What you need to do: Could you swap "die casting" for "pressure casting" everywhere in the lines below and give them back with nothing else changed?

Dataset content:

________________

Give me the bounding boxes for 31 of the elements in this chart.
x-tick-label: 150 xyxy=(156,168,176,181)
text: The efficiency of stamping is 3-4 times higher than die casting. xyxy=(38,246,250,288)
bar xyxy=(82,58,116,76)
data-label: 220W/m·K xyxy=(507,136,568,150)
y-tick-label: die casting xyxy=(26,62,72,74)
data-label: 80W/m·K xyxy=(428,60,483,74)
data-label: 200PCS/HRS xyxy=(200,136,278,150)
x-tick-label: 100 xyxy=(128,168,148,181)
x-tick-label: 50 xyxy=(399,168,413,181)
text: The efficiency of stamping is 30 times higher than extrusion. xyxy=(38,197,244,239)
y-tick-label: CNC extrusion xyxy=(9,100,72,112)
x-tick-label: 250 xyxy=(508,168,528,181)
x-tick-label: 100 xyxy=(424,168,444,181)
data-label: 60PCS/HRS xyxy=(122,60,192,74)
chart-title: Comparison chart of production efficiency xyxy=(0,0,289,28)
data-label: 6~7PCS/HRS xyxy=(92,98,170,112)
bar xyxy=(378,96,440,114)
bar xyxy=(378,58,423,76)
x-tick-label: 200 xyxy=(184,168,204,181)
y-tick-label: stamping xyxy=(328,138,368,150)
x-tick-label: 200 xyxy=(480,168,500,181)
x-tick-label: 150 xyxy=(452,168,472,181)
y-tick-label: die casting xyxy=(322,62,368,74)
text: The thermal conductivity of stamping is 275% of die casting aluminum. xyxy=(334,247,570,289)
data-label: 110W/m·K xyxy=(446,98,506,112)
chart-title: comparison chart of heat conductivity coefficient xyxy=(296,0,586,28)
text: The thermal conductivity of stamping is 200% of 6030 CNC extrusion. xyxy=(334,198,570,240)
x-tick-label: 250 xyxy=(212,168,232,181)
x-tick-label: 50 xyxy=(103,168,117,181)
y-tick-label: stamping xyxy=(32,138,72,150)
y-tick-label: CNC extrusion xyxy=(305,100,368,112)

________________

Completed exercise:
Give me the bounding boxes for 31 of the elements in this chart.
x-tick-label: 150 xyxy=(156,168,176,181)
text: The efficiency of stamping is 3-4 times higher than pressure casting. xyxy=(38,246,250,288)
bar xyxy=(82,58,116,76)
data-label: 220W/m·K xyxy=(507,136,568,150)
y-tick-label: pressure casting xyxy=(26,62,72,74)
data-label: 80W/m·K xyxy=(428,60,483,74)
data-label: 200PCS/HRS xyxy=(200,136,278,150)
x-tick-label: 100 xyxy=(128,168,148,181)
x-tick-label: 50 xyxy=(399,168,413,181)
text: The efficiency of stamping is 30 times higher than extrusion. xyxy=(38,197,244,239)
y-tick-label: CNC extrusion xyxy=(9,100,72,112)
x-tick-label: 250 xyxy=(508,168,528,181)
x-tick-label: 100 xyxy=(424,168,444,181)
data-label: 60PCS/HRS xyxy=(122,60,192,74)
chart-title: Comparison chart of production efficiency xyxy=(0,0,289,28)
data-label: 6~7PCS/HRS xyxy=(92,98,170,112)
bar xyxy=(378,96,440,114)
bar xyxy=(378,58,423,76)
x-tick-label: 200 xyxy=(184,168,204,181)
y-tick-label: stamping xyxy=(328,138,368,150)
x-tick-label: 200 xyxy=(480,168,500,181)
x-tick-label: 150 xyxy=(452,168,472,181)
y-tick-label: pressure casting xyxy=(322,62,368,74)
text: The thermal conductivity of stamping is 275% of pressure casting aluminum. xyxy=(334,247,570,289)
data-label: 110W/m·K xyxy=(446,98,506,112)
chart-title: comparison chart of heat conductivity coefficient xyxy=(296,0,586,28)
text: The thermal conductivity of stamping is 200% of 6030 CNC extrusion. xyxy=(334,198,570,240)
x-tick-label: 250 xyxy=(212,168,232,181)
x-tick-label: 50 xyxy=(103,168,117,181)
y-tick-label: stamping xyxy=(32,138,72,150)
y-tick-label: CNC extrusion xyxy=(305,100,368,112)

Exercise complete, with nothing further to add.